[Element and coordinate records]
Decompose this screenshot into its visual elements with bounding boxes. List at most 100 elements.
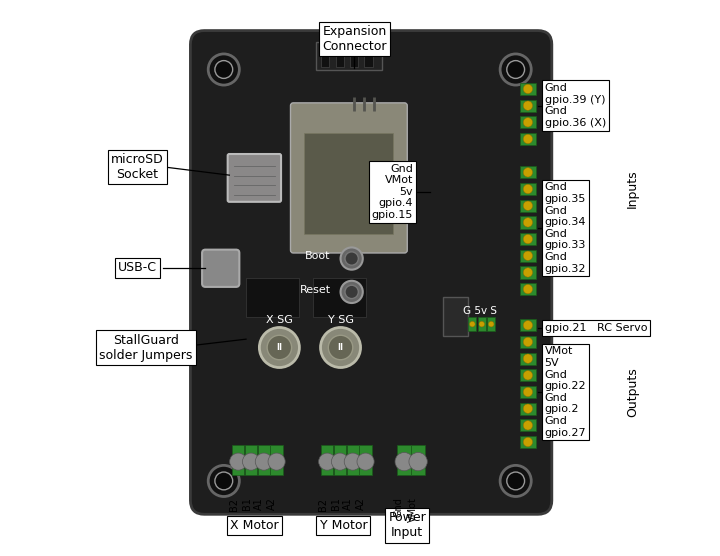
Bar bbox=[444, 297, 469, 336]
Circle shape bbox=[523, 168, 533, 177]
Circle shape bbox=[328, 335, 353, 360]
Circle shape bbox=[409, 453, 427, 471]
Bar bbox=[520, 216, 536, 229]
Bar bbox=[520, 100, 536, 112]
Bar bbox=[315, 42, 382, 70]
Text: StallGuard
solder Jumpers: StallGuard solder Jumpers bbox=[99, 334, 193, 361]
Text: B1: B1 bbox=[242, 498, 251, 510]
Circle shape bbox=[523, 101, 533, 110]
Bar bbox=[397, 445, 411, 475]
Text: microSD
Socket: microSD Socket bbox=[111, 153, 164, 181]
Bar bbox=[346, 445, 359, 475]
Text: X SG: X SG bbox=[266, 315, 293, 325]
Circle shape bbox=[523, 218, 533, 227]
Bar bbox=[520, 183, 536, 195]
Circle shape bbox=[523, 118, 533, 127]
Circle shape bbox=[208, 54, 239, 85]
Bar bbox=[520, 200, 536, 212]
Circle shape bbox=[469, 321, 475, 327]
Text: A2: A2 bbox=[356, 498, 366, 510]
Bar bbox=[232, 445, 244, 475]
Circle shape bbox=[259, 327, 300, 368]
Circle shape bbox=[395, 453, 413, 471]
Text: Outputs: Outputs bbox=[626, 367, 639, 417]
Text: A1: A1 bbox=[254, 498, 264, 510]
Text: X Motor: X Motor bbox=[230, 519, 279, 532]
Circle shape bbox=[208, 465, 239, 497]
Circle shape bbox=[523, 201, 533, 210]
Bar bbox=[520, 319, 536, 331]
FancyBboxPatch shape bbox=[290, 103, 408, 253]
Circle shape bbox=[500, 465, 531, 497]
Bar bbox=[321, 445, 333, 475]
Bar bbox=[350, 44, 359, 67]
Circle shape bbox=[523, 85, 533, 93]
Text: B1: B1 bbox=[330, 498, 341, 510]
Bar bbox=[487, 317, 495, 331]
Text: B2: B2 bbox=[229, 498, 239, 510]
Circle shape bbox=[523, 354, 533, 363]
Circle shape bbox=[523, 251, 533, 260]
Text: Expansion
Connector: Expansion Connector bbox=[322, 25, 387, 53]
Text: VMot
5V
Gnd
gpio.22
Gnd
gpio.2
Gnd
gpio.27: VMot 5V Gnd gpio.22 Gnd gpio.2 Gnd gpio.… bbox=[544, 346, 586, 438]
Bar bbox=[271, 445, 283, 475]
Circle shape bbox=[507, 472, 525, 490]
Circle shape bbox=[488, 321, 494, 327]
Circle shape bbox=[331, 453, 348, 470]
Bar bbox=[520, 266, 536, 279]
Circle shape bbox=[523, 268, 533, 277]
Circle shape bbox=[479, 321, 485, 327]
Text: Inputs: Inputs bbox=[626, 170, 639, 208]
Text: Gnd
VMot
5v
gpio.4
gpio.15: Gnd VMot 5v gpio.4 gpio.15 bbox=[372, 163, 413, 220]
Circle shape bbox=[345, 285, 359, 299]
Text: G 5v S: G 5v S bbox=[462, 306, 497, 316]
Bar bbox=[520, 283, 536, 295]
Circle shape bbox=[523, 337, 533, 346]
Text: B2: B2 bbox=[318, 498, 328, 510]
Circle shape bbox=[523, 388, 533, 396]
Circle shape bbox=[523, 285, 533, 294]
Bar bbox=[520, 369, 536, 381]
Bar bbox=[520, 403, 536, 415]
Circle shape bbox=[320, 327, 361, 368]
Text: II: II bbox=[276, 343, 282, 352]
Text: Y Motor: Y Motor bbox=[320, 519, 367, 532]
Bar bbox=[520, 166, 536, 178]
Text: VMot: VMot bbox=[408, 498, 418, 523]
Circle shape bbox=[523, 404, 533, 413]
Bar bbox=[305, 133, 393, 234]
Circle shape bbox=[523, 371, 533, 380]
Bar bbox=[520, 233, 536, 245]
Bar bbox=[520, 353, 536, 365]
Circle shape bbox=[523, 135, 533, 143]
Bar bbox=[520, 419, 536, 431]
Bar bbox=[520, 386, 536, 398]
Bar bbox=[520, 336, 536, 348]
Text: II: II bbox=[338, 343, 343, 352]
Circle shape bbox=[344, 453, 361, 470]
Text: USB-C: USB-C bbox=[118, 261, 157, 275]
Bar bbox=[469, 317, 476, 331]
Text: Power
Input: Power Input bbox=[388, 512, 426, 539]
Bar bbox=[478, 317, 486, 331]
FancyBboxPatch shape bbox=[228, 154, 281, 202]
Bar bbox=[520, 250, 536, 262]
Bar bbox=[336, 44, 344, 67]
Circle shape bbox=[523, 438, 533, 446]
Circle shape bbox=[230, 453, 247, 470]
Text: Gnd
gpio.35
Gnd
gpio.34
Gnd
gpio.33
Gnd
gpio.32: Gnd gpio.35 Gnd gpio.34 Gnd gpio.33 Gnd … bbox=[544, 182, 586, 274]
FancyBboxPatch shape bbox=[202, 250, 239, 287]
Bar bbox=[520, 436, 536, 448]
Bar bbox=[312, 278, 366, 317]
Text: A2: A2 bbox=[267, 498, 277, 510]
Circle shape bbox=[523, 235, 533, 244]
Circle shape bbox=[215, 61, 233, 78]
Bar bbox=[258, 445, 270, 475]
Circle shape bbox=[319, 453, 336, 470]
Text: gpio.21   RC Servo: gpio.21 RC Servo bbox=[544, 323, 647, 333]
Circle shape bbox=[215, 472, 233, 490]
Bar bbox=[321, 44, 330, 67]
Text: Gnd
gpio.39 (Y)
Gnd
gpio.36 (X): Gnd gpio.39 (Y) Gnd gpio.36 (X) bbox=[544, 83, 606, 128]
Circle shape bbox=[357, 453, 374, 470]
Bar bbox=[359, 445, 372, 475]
...
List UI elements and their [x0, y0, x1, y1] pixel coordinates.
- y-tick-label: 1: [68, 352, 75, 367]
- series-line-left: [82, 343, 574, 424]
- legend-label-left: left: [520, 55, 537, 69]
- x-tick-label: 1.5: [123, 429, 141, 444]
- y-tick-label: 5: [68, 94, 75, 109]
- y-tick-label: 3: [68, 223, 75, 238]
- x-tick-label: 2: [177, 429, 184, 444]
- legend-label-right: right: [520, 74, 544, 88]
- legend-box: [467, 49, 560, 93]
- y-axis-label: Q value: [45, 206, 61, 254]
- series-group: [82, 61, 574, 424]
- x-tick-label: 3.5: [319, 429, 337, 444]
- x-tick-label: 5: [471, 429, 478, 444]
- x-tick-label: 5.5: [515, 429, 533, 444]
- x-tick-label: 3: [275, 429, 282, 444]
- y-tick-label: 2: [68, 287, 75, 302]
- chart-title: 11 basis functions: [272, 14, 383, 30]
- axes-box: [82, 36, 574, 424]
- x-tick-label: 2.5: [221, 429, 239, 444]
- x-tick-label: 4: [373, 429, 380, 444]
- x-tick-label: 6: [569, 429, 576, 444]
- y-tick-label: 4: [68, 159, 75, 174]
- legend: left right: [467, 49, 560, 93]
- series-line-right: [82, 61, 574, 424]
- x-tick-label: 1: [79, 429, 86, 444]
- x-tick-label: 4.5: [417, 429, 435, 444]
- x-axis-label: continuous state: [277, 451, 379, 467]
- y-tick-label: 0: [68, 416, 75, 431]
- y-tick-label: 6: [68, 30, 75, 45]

* [Written problem]
Turn the part of the records that opens with the line containing "List UI elements" and closes with the line containing "- y-tick-label: 6: [68, 30, 75, 45]" into a numbered list, leaving out any blank lines.

* [Full answer]
1. List UI elements and their [x0, y0, x1, y1] pixel coordinates.
2. - y-tick-label: 1: [68, 352, 75, 367]
3. - series-line-left: [82, 343, 574, 424]
4. - legend-label-left: left: [520, 55, 537, 69]
5. - x-tick-label: 1.5: [123, 429, 141, 444]
6. - y-tick-label: 5: [68, 94, 75, 109]
7. - y-tick-label: 3: [68, 223, 75, 238]
8. - x-tick-label: 2: [177, 429, 184, 444]
9. - legend-label-right: right: [520, 74, 544, 88]
10. - legend-box: [467, 49, 560, 93]
11. - y-axis-label: Q value: [45, 206, 61, 254]
12. - series-group: [82, 61, 574, 424]
13. - x-tick-label: 3.5: [319, 429, 337, 444]
14. - x-tick-label: 5: [471, 429, 478, 444]
15. - x-tick-label: 5.5: [515, 429, 533, 444]
16. - x-tick-label: 3: [275, 429, 282, 444]
17. - y-tick-label: 2: [68, 287, 75, 302]
18. - chart-title: 11 basis functions: [272, 14, 383, 30]
19. - axes-box: [82, 36, 574, 424]
20. - x-tick-label: 2.5: [221, 429, 239, 444]
21. - x-tick-label: 4: [373, 429, 380, 444]
22. - x-tick-label: 6: [569, 429, 576, 444]
23. - y-tick-label: 4: [68, 159, 75, 174]
24. - legend: left right: [467, 49, 560, 93]
25. - series-line-right: [82, 61, 574, 424]
26. - x-tick-label: 1: [79, 429, 86, 444]
27. - x-tick-label: 4.5: [417, 429, 435, 444]
28. - x-axis-label: continuous state: [277, 451, 379, 467]
29. - y-tick-label: 0: [68, 416, 75, 431]
30. - y-tick-label: 6: [68, 30, 75, 45]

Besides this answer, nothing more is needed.